[start]

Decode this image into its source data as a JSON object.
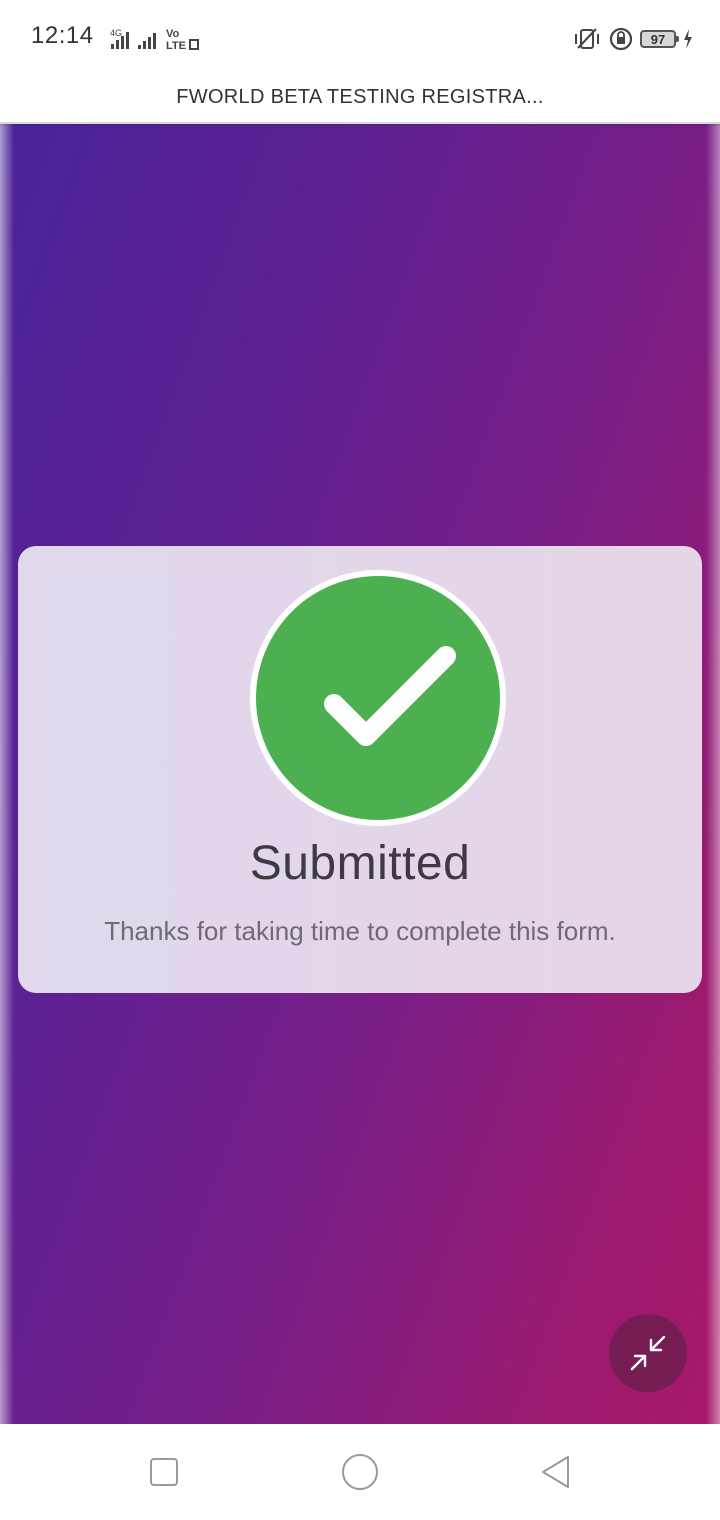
{
  "status_bar": {
    "time": "12:14",
    "network_label": "4G",
    "volte_label": "Vo LTE",
    "battery_level": "97",
    "icons": [
      "signal-bars-icon",
      "vibrate-icon",
      "rotation-lock-icon",
      "battery-icon",
      "charging-icon"
    ]
  },
  "header": {
    "title": "FWORLD BETA TESTING REGISTRA..."
  },
  "confirmation": {
    "icon": "checkmark-icon",
    "heading": "Submitted",
    "message": "Thanks for taking time to complete this form."
  },
  "fab": {
    "icon": "minimize-arrows-icon"
  },
  "nav_bar": {
    "icons": [
      "recent-apps-icon",
      "home-icon",
      "back-icon"
    ]
  },
  "colors": {
    "success": "#4caf50",
    "gradient_start": "#4a2499",
    "gradient_end": "#a8186a"
  }
}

[end]

Given problem: Quote all of the entries word for word, omitting any pictures.

Exercise answer:
Decode this image into its source data as a JSON object.
{
  "status_bar": {
    "time": "12:14",
    "network_label": "4G",
    "volte_label": "Vo LTE",
    "battery_level": "97",
    "icons": [
      "signal-bars-icon",
      "vibrate-icon",
      "rotation-lock-icon",
      "battery-icon",
      "charging-icon"
    ]
  },
  "header": {
    "title": "FWORLD BETA TESTING REGISTRA..."
  },
  "confirmation": {
    "icon": "checkmark-icon",
    "heading": "Submitted",
    "message": "Thanks for taking time to complete this form."
  },
  "fab": {
    "icon": "minimize-arrows-icon"
  },
  "nav_bar": {
    "icons": [
      "recent-apps-icon",
      "home-icon",
      "back-icon"
    ]
  },
  "colors": {
    "success": "#4caf50",
    "gradient_start": "#4a2499",
    "gradient_end": "#a8186a"
  }
}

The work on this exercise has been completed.